INPUT MATERIAL:
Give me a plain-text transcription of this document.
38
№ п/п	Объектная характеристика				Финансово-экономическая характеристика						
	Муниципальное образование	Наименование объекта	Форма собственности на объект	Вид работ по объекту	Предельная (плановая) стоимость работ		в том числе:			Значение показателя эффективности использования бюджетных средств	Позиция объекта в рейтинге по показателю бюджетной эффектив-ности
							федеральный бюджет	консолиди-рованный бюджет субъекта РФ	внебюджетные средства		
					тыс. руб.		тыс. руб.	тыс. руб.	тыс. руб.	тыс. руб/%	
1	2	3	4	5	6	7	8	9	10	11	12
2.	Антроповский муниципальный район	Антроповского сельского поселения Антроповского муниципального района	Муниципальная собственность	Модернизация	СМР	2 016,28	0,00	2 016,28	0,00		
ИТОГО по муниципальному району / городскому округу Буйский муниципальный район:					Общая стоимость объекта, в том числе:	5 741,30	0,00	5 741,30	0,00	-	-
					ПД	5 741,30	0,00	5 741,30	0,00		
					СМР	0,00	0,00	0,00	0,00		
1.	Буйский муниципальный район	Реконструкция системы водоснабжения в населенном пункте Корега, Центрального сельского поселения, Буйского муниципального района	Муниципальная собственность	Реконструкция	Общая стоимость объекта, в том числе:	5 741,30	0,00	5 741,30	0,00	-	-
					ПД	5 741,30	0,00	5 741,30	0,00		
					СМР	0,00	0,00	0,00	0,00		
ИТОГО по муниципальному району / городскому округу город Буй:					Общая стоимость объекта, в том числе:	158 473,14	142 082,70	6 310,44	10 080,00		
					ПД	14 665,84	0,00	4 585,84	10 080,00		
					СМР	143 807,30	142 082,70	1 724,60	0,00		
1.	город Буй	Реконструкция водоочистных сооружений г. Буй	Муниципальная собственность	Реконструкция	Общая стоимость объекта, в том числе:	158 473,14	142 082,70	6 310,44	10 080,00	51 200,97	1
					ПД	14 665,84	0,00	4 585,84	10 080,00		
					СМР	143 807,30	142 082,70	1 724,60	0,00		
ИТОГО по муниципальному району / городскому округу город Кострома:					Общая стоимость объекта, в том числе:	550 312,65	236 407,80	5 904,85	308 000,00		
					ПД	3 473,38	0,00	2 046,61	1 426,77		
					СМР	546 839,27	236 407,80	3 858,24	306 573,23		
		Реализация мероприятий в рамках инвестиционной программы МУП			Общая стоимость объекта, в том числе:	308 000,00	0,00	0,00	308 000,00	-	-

GIVEN PROBLEM: All the data must be duplicated exactly, with nothing added or removed.

CORRECT RESPONSE:
Give me a plain-text transcription of this document.
38
№ п/п	Объектная характеристика				Финансово-экономическая характеристика						
	Муниципальное образование	Наименование объекта	Форма собственности на объект	Вид работ по объекту	Предельная (плановая) стоимость работ		в том числе:			Значение показателя эффективности использования бюджетных средств	Позиция объекта в рейтинге по показателю бюджетной эффектив-ности
							федеральный бюджет	консолиди-рованный бюджет субъекта РФ	внебюджетные средства		
					тыс. руб.		тыс. руб.	тыс. руб.	тыс. руб.	тыс. руб/%	
1	2	3	4	5	6	7	8	9	10	11	12
2.	Антроповский муниципальный район	Антроповского сельского поселения Антроповского муниципального района	Муниципальная собственность	Модернизация	СМР	2 016,28	0,00	2 016,28	0,00		
ИТОГО по муниципальному району / городскому округу Буйский муниципальный район:					Общая стоимость объекта, в том числе:	5 741,30	0,00	5 741,30	0,00	-	-
					ПД	5 741,30	0,00	5 741,30	0,00		
					СМР	0,00	0,00	0,00	0,00		
1.	Буйский муниципальный район	Реконструкция системы водоснабжения в населенном пункте Корега, Центрального сельского поселения, Буйского муниципального района	Муниципальная собственность	Реконструкция	Общая стоимость объекта, в том числе:	5 741,30	0,00	5 741,30	0,00	-	-
					ПД	5 741,30	0,00	5 741,30	0,00		
					СМР	0,00	0,00	0,00	0,00		
ИТОГО по муниципальному району / городскому округу город Буй:					Общая стоимость объекта, в том числе:	158 473,14	142 082,70	6 310,44	10 080,00		
					ПД	14 665,84	0,00	4 585,84	10 080,00		
					СМР	143 807,30	142 082,70	1 724,60	0,00		
1.	город Буй	Реконструкция водоочистных сооружений г. Буй	Муниципальная собственность	Реконструкция	Общая стоимость объекта, в том числе:	158 473,14	142 082,70	6 310,44	10 080,00	51 200,97	1
					ПД	14 665,84	0,00	4 585,84	10 080,00		
					СМР	143 807,30	142 082,70	1 724,60	0,00		
ИТОГО по муниципальному району / городскому округу город Кострома:					Общая стоимость объекта, в том числе:	550 312,65	236 407,80	5 904,85	308 000,00		
					ПД	3 473,38	0,00	2 046,61	1 426,77		
					СМР	546 839,27	236 407,80	3 858,24	306 573,23		
		Реализация мероприятий в рамках инвестиционной программы МУП			Общая стоимость объекта, в том числе:	308 000,00	0,00	0,00	308 000,00	-	-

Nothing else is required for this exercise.